_Goal_
Reproduce the complete listing without any deviation.

_Collected data entries_
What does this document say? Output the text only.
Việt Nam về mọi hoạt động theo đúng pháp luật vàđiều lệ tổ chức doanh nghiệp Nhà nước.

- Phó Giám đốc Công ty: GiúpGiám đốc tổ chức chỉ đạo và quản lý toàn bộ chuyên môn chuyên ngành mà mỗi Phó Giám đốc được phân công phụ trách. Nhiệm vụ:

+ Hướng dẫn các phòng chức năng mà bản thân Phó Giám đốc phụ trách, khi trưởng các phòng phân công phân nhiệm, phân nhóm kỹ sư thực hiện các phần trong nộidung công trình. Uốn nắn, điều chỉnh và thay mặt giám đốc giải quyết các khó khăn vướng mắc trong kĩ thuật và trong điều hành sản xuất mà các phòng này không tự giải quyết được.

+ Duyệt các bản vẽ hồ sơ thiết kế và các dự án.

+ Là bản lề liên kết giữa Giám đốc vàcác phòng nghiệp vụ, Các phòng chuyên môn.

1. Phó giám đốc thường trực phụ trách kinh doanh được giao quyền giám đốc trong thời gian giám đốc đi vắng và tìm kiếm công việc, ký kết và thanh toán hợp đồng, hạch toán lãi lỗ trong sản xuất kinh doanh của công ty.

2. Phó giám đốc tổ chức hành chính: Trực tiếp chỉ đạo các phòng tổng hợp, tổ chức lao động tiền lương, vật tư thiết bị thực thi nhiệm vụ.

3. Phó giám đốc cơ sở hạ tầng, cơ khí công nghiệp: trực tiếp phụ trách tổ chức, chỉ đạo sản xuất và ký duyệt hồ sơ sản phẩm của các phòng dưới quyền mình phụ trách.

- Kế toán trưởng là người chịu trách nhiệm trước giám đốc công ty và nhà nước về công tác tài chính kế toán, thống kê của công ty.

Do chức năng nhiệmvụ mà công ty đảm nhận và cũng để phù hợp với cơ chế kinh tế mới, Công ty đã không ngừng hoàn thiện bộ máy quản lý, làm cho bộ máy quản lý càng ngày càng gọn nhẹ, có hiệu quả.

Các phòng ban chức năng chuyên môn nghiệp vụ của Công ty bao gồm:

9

_Final result_
What does this document say? Output the text only.
Việt Nam về mọi hoạt động theo đúng pháp luật vàđiều lệ tổ chức doanh nghiệp Nhà nước.

- Phó Giám đốc Công ty: GiúpGiám đốc tổ chức chỉ đạo và quản lý toàn bộ chuyên môn chuyên ngành mà mỗi Phó Giám đốc được phân công phụ trách. Nhiệm vụ:

+ Hướng dẫn các phòng chức năng mà bản thân Phó Giám đốc phụ trách, khi trưởng các phòng phân công phân nhiệm, phân nhóm kỹ sư thực hiện các phần trong nộidung công trình. Uốn nắn, điều chỉnh và thay mặt giám đốc giải quyết các khó khăn vướng mắc trong kĩ thuật và trong điều hành sản xuất mà các phòng này không tự giải quyết được.

+ Duyệt các bản vẽ hồ sơ thiết kế và các dự án.

+ Là bản lề liên kết giữa Giám đốc vàcác phòng nghiệp vụ, Các phòng chuyên môn.

1. Phó giám đốc thường trực phụ trách kinh doanh được giao quyền giám đốc trong thời gian giám đốc đi vắng và tìm kiếm công việc, ký kết và thanh toán hợp đồng, hạch toán lãi lỗ trong sản xuất kinh doanh của công ty.

2. Phó giám đốc tổ chức hành chính: Trực tiếp chỉ đạo các phòng tổng hợp, tổ chức lao động tiền lương, vật tư thiết bị thực thi nhiệm vụ.

3. Phó giám đốc cơ sở hạ tầng, cơ khí công nghiệp: trực tiếp phụ trách tổ chức, chỉ đạo sản xuất và ký duyệt hồ sơ sản phẩm của các phòng dưới quyền mình phụ trách.

- Kế toán trưởng là người chịu trách nhiệm trước giám đốc công ty và nhà nước về công tác tài chính kế toán, thống kê của công ty.

Do chức năng nhiệmvụ mà công ty đảm nhận và cũng để phù hợp với cơ chế kinh tế mới, Công ty đã không ngừng hoàn thiện bộ máy quản lý, làm cho bộ máy quản lý càng ngày càng gọn nhẹ, có hiệu quả.

Các phòng ban chức năng chuyên môn nghiệp vụ của Công ty bao gồm:

9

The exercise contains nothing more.